__Instruction__: The entries below are to be written out again without alteration.

Records from a collection of figures:
•••••
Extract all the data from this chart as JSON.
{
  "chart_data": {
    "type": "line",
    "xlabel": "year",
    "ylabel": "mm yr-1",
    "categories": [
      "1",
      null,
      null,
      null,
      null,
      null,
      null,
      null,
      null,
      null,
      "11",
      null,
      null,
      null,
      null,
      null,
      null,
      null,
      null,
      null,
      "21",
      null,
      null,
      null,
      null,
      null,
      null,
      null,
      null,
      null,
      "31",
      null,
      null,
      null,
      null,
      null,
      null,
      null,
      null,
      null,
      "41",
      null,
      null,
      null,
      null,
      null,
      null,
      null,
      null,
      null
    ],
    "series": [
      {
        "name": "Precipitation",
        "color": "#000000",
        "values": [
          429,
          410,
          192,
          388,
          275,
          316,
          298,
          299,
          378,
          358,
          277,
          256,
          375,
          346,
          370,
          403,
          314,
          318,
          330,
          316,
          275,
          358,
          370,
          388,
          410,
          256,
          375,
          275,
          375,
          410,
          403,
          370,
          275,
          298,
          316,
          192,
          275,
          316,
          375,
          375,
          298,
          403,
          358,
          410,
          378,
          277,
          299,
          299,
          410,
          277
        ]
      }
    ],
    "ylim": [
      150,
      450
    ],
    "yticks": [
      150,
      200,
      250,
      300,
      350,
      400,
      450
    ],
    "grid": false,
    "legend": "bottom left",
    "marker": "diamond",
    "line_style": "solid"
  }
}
•••••
__The response__:
Extract all the data from this chart as JSON.
{
  "chart_data": {
    "type": "line",
    "xlabel": "year",
    "ylabel": "mm yr-1",
    "categories": [
      "1",
      null,
      null,
      null,
      null,
      null,
      null,
      null,
      null,
      null,
      "11",
      null,
      null,
      null,
      null,
      null,
      null,
      null,
      null,
      null,
      "21",
      null,
      null,
      null,
      null,
      null,
      null,
      null,
      null,
      null,
      "31",
      null,
      null,
      null,
      null,
      null,
      null,
      null,
      null,
      null,
      "41",
      null,
      null,
      null,
      null,
      null,
      null,
      null,
      null,
      null
    ],
    "series": [
      {
        "name": "Precipitation",
        "color": "#000000",
        "values": [
          429,
          410,
          192,
          388,
          275,
          316,
          298,
          299,
          378,
          358,
          277,
          256,
          375,
          346,
          370,
          403,
          314,
          318,
          330,
          316,
          275,
          358,
          370,
          388,
          410,
          256,
          375,
          275,
          375,
          410,
          403,
          370,
          275,
          298,
          316,
          192,
          275,
          316,
          375,
          375,
          298,
          403,
          358,
          410,
          378,
          277,
          299,
          299,
          410,
          277
        ]
      }
    ],
    "ylim": [
      150,
      450
    ],
    "yticks": [
      150,
      200,
      250,
      300,
      350,
      400,
      450
    ],
    "grid": false,
    "legend": "bottom left",
    "marker": "diamond",
    "line_style": "solid"
  }
}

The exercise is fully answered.